* _Problem description_
Retype every entry in its entirety, without alteration.

• • • • •

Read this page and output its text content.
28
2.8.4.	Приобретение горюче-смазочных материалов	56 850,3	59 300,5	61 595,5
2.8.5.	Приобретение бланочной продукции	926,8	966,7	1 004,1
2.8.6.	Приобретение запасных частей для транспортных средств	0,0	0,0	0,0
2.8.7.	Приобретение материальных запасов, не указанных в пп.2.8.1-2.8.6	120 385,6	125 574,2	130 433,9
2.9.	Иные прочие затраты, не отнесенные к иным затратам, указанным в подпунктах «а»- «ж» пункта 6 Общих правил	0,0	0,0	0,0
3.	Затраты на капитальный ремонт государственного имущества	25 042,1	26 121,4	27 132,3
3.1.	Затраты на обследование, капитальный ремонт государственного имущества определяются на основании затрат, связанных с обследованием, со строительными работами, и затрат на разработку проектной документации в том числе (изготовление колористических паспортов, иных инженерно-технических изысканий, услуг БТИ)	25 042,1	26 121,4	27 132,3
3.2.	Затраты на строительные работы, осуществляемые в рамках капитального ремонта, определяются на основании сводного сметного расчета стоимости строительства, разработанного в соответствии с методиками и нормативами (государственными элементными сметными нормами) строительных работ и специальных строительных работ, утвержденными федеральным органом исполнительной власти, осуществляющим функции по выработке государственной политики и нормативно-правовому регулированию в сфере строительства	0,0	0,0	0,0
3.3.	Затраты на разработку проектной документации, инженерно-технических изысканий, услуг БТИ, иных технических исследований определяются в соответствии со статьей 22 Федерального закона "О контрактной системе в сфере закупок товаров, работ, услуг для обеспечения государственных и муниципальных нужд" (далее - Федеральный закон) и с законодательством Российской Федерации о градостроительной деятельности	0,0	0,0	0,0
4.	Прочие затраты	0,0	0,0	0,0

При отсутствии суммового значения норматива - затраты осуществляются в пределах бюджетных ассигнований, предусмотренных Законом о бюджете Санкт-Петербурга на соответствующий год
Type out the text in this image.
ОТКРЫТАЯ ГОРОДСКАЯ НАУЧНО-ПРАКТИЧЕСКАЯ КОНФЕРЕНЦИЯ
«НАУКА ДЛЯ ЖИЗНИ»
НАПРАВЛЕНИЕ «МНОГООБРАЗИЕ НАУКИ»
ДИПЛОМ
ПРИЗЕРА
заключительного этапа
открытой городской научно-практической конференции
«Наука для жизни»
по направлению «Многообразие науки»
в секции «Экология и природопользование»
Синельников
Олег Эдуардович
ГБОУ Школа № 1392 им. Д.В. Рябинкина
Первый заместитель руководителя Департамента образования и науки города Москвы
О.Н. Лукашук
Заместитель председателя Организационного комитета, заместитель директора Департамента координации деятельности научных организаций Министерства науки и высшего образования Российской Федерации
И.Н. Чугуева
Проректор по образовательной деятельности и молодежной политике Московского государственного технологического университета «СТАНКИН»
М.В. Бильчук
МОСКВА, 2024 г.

• • • • •

* _Response_
Read this page and output its text content.
28
2.8.4.	Приобретение горюче-смазочных материалов	56 850,3	59 300,5	61 595,5
2.8.5.	Приобретение бланочной продукции	926,8	966,7	1 004,1
2.8.6.	Приобретение запасных частей для транспортных средств	0,0	0,0	0,0
2.8.7.	Приобретение материальных запасов, не указанных в пп.2.8.1-2.8.6	120 385,6	125 574,2	130 433,9
2.9.	Иные прочие затраты, не отнесенные к иным затратам, указанным в подпунктах «а»- «ж» пункта 6 Общих правил	0,0	0,0	0,0
3.	Затраты на капитальный ремонт государственного имущества	25 042,1	26 121,4	27 132,3
3.1.	Затраты на обследование, капитальный ремонт государственного имущества определяются на основании затрат, связанных с обследованием, со строительными работами, и затрат на разработку проектной документации в том числе (изготовление колористических паспортов, иных инженерно-технических изысканий, услуг БТИ)	25 042,1	26 121,4	27 132,3
3.2.	Затраты на строительные работы, осуществляемые в рамках капитального ремонта, определяются на основании сводного сметного расчета стоимости строительства, разработанного в соответствии с методиками и нормативами (государственными элементными сметными нормами) строительных работ и специальных строительных работ, утвержденными федеральным органом исполнительной власти, осуществляющим функции по выработке государственной политики и нормативно-правовому регулированию в сфере строительства	0,0	0,0	0,0
3.3.	Затраты на разработку проектной документации, инженерно-технических изысканий, услуг БТИ, иных технических исследований определяются в соответствии со статьей 22 Федерального закона "О контрактной системе в сфере закупок товаров, работ, услуг для обеспечения государственных и муниципальных нужд" (далее - Федеральный закон) и с законодательством Российской Федерации о градостроительной деятельности	0,0	0,0	0,0
4.	Прочие затраты	0,0	0,0	0,0

При отсутствии суммового значения норматива - затраты осуществляются в пределах бюджетных ассигнований, предусмотренных Законом о бюджете Санкт-Петербурга на соответствующий год
Type out the text in this image.
ОТКРЫТАЯ ГОРОДСКАЯ НАУЧНО-ПРАКТИЧЕСКАЯ КОНФЕРЕНЦИЯ
«НАУКА ДЛЯ ЖИЗНИ»
НАПРАВЛЕНИЕ «МНОГООБРАЗИЕ НАУКИ»
ДИПЛОМ
ПРИЗЕРА
заключительного этапа
открытой городской научно-практической конференции
«Наука для жизни»
по направлению «Многообразие науки»
в секции «Экология и природопользование»
Синельников
Олег Эдуардович
ГБОУ Школа № 1392 им. Д.В. Рябинкина
Первый заместитель руководителя Департамента образования и науки города Москвы
О.Н. Лукашук
Заместитель председателя Организационного комитета, заместитель директора Департамента координации деятельности научных организаций Министерства науки и высшего образования Российской Федерации
И.Н. Чугуева
Проректор по образовательной деятельности и молодежной политике Московского государственного технологического университета «СТАНКИН»
М.В. Бильчук
МОСКВА, 2024 г.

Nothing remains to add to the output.